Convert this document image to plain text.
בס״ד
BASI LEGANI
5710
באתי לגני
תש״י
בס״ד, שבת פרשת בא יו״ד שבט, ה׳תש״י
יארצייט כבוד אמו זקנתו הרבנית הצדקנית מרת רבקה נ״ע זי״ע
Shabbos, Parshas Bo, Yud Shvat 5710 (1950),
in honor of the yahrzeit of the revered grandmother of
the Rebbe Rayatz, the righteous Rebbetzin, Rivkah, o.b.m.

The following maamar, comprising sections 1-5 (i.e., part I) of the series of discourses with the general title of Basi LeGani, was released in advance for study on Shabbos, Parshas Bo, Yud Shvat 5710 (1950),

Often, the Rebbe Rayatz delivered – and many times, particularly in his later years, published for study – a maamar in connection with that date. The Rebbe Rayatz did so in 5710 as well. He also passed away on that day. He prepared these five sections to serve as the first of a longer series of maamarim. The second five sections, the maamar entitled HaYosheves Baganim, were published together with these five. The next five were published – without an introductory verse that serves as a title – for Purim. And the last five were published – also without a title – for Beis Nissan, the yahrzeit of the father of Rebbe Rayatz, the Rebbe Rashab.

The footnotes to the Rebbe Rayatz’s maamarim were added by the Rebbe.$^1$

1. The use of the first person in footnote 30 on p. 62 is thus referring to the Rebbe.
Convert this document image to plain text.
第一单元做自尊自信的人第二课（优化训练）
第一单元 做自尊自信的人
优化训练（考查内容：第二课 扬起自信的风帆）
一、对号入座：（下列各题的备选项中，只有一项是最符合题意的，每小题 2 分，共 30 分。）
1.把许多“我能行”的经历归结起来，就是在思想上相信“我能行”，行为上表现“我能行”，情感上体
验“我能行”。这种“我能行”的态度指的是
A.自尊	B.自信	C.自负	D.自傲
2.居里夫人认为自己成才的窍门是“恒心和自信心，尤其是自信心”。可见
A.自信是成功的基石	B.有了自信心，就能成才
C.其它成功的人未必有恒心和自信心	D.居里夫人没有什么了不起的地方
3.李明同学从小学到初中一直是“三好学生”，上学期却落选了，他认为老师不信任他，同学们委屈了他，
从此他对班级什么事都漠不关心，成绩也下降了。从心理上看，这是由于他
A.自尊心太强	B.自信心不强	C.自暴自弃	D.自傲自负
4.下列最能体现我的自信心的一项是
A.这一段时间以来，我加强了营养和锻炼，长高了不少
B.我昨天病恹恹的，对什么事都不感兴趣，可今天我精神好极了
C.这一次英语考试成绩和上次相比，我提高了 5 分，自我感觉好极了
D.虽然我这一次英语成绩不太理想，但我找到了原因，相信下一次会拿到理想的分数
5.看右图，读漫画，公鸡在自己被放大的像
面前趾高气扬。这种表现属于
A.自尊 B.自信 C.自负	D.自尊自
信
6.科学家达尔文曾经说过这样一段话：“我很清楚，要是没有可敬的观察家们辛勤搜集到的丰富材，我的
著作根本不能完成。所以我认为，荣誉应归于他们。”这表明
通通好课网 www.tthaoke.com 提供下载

........

(Problem statement):
Quote all of the entries exactly as they appear.

(Reply):
Convert this document image to plain text.
בס״ד
BASI LEGANI
5710
באתי לגני
תש״י
בס״ד, שבת פרשת בא יו״ד שבט, ה׳תש״י
יארצייט כבוד אמו זקנתו הרבנית הצדקנית מרת רבקה נ״ע זי״ע
Shabbos, Parshas Bo, Yud Shvat 5710 (1950),
in honor of the yahrzeit of the revered grandmother of
the Rebbe Rayatz, the righteous Rebbetzin, Rivkah, o.b.m.

The following maamar, comprising sections 1-5 (i.e., part I) of the series of discourses with the general title of Basi LeGani, was released in advance for study on Shabbos, Parshas Bo, Yud Shvat 5710 (1950),

Often, the Rebbe Rayatz delivered – and many times, particularly in his later years, published for study – a maamar in connection with that date. The Rebbe Rayatz did so in 5710 as well. He also passed away on that day. He prepared these five sections to serve as the first of a longer series of maamarim. The second five sections, the maamar entitled HaYosheves Baganim, were published together with these five. The next five were published – without an introductory verse that serves as a title – for Purim. And the last five were published – also without a title – for Beis Nissan, the yahrzeit of the father of Rebbe Rayatz, the Rebbe Rashab.

The footnotes to the Rebbe Rayatz’s maamarim were added by the Rebbe.$^1$

1. The use of the first person in footnote 30 on p. 62 is thus referring to the Rebbe.
Convert this document image to plain text.
第一单元做自尊自信的人第二课（优化训练）
第一单元 做自尊自信的人
优化训练（考查内容：第二课 扬起自信的风帆）
一、对号入座：（下列各题的备选项中，只有一项是最符合题意的，每小题 2 分，共 30 分。）
1.把许多“我能行”的经历归结起来，就是在思想上相信“我能行”，行为上表现“我能行”，情感上体
验“我能行”。这种“我能行”的态度指的是
A.自尊	B.自信	C.自负	D.自傲
2.居里夫人认为自己成才的窍门是“恒心和自信心，尤其是自信心”。可见
A.自信是成功的基石	B.有了自信心，就能成才
C.其它成功的人未必有恒心和自信心	D.居里夫人没有什么了不起的地方
3.李明同学从小学到初中一直是“三好学生”，上学期却落选了，他认为老师不信任他，同学们委屈了他，
从此他对班级什么事都漠不关心，成绩也下降了。从心理上看，这是由于他
A.自尊心太强	B.自信心不强	C.自暴自弃	D.自傲自负
4.下列最能体现我的自信心的一项是
A.这一段时间以来，我加强了营养和锻炼，长高了不少
B.我昨天病恹恹的，对什么事都不感兴趣，可今天我精神好极了
C.这一次英语考试成绩和上次相比，我提高了 5 分，自我感觉好极了
D.虽然我这一次英语成绩不太理想，但我找到了原因，相信下一次会拿到理想的分数
5.看右图，读漫画，公鸡在自己被放大的像
面前趾高气扬。这种表现属于
A.自尊 B.自信 C.自负	D.自尊自
信
6.科学家达尔文曾经说过这样一段话：“我很清楚，要是没有可敬的观察家们辛勤搜集到的丰富材，我的
著作根本不能完成。所以我认为，荣誉应归于他们。”这表明
通通好课网 www.tthaoke.com 提供下载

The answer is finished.